TASK PROMPT: Without including the pictures, copy out every line below.

--- Begin MATERIAL PROVIDED ---

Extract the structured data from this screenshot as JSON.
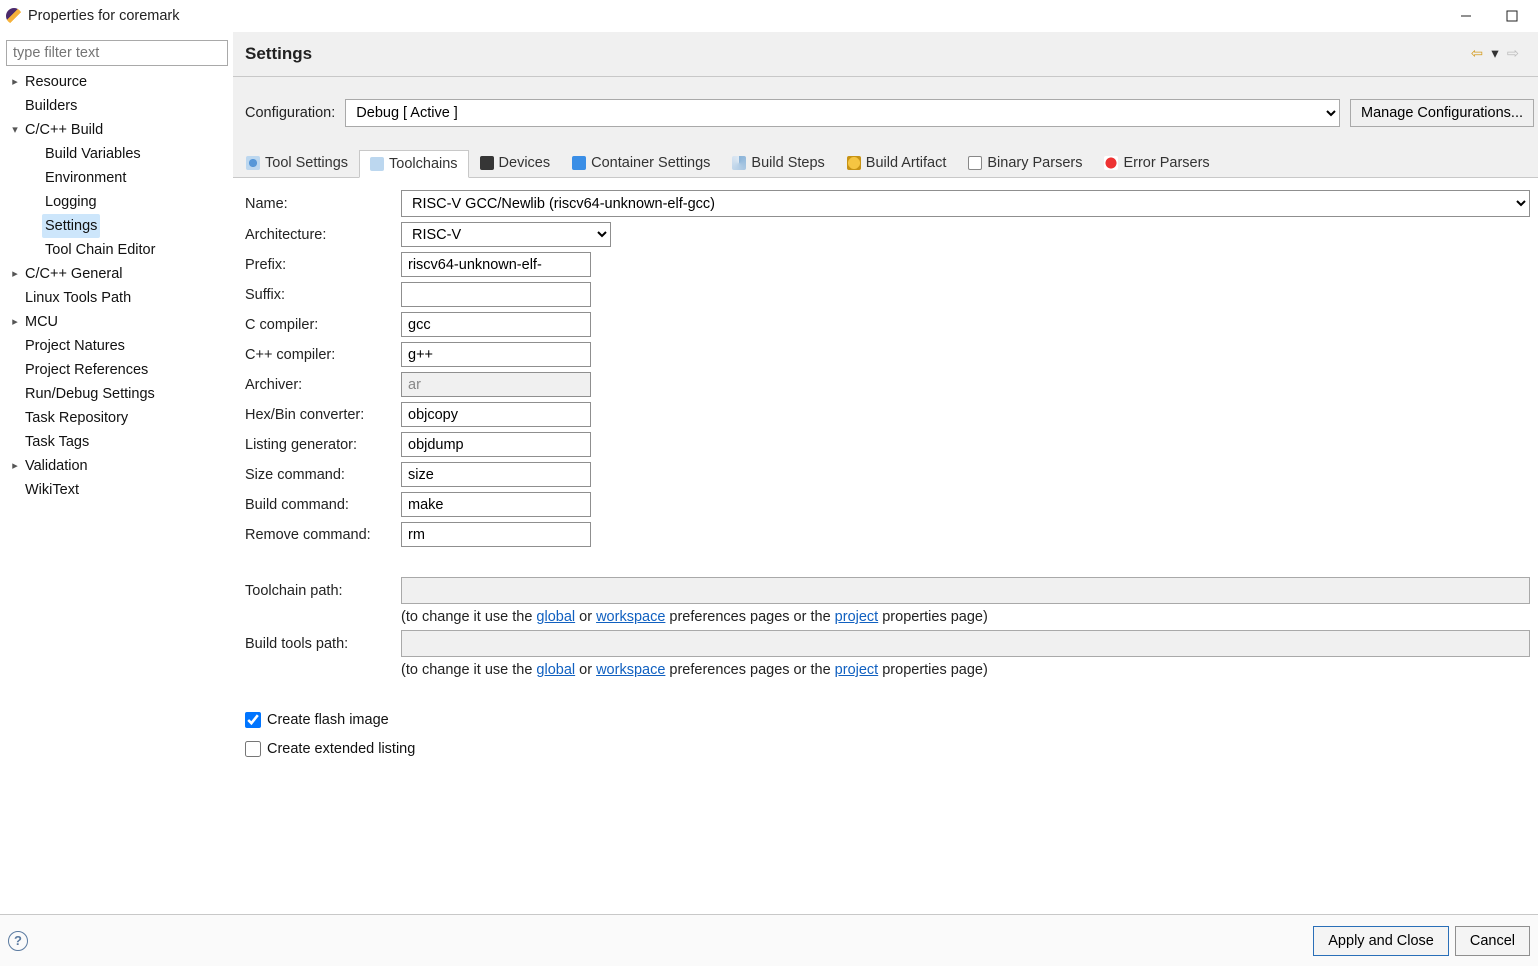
{
  "window": {
    "title": "Properties for coremark"
  },
  "sidebar": {
    "filter_placeholder": "type filter text",
    "tree": {
      "resource": "Resource",
      "builders": "Builders",
      "ccbuild": "C/C++ Build",
      "ccbuild_children": {
        "build_variables": "Build Variables",
        "environment": "Environment",
        "logging": "Logging",
        "settings": "Settings",
        "tool_chain_editor": "Tool Chain Editor"
      },
      "ccgeneral": "C/C++ General",
      "linux_tools_path": "Linux Tools Path",
      "mcu": "MCU",
      "project_natures": "Project Natures",
      "project_references": "Project References",
      "run_debug_settings": "Run/Debug Settings",
      "task_repository": "Task Repository",
      "task_tags": "Task Tags",
      "validation": "Validation",
      "wikitext": "WikiText"
    }
  },
  "main": {
    "heading": "Settings",
    "configuration_label": "Configuration:",
    "configuration_value": "Debug  [ Active ]",
    "manage_configurations": "Manage Configurations...",
    "tabs": {
      "tool_settings": "Tool Settings",
      "toolchains": "Toolchains",
      "devices": "Devices",
      "container_settings": "Container Settings",
      "build_steps": "Build Steps",
      "build_artifact": "Build Artifact",
      "binary_parsers": "Binary Parsers",
      "error_parsers": "Error Parsers"
    },
    "form": {
      "name_label": "Name:",
      "name_value": "RISC-V GCC/Newlib (riscv64-unknown-elf-gcc)",
      "architecture_label": "Architecture:",
      "architecture_value": "RISC-V",
      "prefix_label": "Prefix:",
      "prefix_value": "riscv64-unknown-elf-",
      "suffix_label": "Suffix:",
      "suffix_value": "",
      "c_compiler_label": "C compiler:",
      "c_compiler_value": "gcc",
      "cpp_compiler_label": "C++ compiler:",
      "cpp_compiler_value": "g++",
      "archiver_label": "Archiver:",
      "archiver_value": "ar",
      "hexbin_label": "Hex/Bin converter:",
      "hexbin_value": "objcopy",
      "listing_label": "Listing generator:",
      "listing_value": "objdump",
      "size_label": "Size command:",
      "size_value": "size",
      "build_cmd_label": "Build command:",
      "build_cmd_value": "make",
      "remove_cmd_label": "Remove command:",
      "remove_cmd_value": "rm",
      "toolchain_path_label": "Toolchain path:",
      "toolchain_path_value": "",
      "build_tools_path_label": "Build tools path:",
      "build_tools_path_value": "",
      "hint_pre": "(to change it use the ",
      "hint_global": "global",
      "hint_or": " or ",
      "hint_workspace": "workspace",
      "hint_pref": " preferences pages or the ",
      "hint_project": "project",
      "hint_post": " properties page)",
      "create_flash_image": "Create flash image",
      "create_extended_listing": "Create extended listing"
    }
  },
  "footer": {
    "apply_and_close": "Apply and Close",
    "cancel": "Cancel"
  }
}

--- End MATERIAL PROVIDED ---

THE RESULT:
Extract the structured data from this screenshot as JSON.
{
  "window": {
    "title": "Properties for coremark"
  },
  "sidebar": {
    "filter_placeholder": "type filter text",
    "tree": {
      "resource": "Resource",
      "builders": "Builders",
      "ccbuild": "C/C++ Build",
      "ccbuild_children": {
        "build_variables": "Build Variables",
        "environment": "Environment",
        "logging": "Logging",
        "settings": "Settings",
        "tool_chain_editor": "Tool Chain Editor"
      },
      "ccgeneral": "C/C++ General",
      "linux_tools_path": "Linux Tools Path",
      "mcu": "MCU",
      "project_natures": "Project Natures",
      "project_references": "Project References",
      "run_debug_settings": "Run/Debug Settings",
      "task_repository": "Task Repository",
      "task_tags": "Task Tags",
      "validation": "Validation",
      "wikitext": "WikiText"
    }
  },
  "main": {
    "heading": "Settings",
    "configuration_label": "Configuration:",
    "configuration_value": "Debug  [ Active ]",
    "manage_configurations": "Manage Configurations...",
    "tabs": {
      "tool_settings": "Tool Settings",
      "toolchains": "Toolchains",
      "devices": "Devices",
      "container_settings": "Container Settings",
      "build_steps": "Build Steps",
      "build_artifact": "Build Artifact",
      "binary_parsers": "Binary Parsers",
      "error_parsers": "Error Parsers"
    },
    "form": {
      "name_label": "Name:",
      "name_value": "RISC-V GCC/Newlib (riscv64-unknown-elf-gcc)",
      "architecture_label": "Architecture:",
      "architecture_value": "RISC-V",
      "prefix_label": "Prefix:",
      "prefix_value": "riscv64-unknown-elf-",
      "suffix_label": "Suffix:",
      "suffix_value": "",
      "c_compiler_label": "C compiler:",
      "c_compiler_value": "gcc",
      "cpp_compiler_label": "C++ compiler:",
      "cpp_compiler_value": "g++",
      "archiver_label": "Archiver:",
      "archiver_value": "ar",
      "hexbin_label": "Hex/Bin converter:",
      "hexbin_value": "objcopy",
      "listing_label": "Listing generator:",
      "listing_value": "objdump",
      "size_label": "Size command:",
      "size_value": "size",
      "build_cmd_label": "Build command:",
      "build_cmd_value": "make",
      "remove_cmd_label": "Remove command:",
      "remove_cmd_value": "rm",
      "toolchain_path_label": "Toolchain path:",
      "toolchain_path_value": "",
      "build_tools_path_label": "Build tools path:",
      "build_tools_path_value": "",
      "hint_pre": "(to change it use the ",
      "hint_global": "global",
      "hint_or": " or ",
      "hint_workspace": "workspace",
      "hint_pref": " preferences pages or the ",
      "hint_project": "project",
      "hint_post": " properties page)",
      "create_flash_image": "Create flash image",
      "create_extended_listing": "Create extended listing"
    }
  },
  "footer": {
    "apply_and_close": "Apply and Close",
    "cancel": "Cancel"
  }
}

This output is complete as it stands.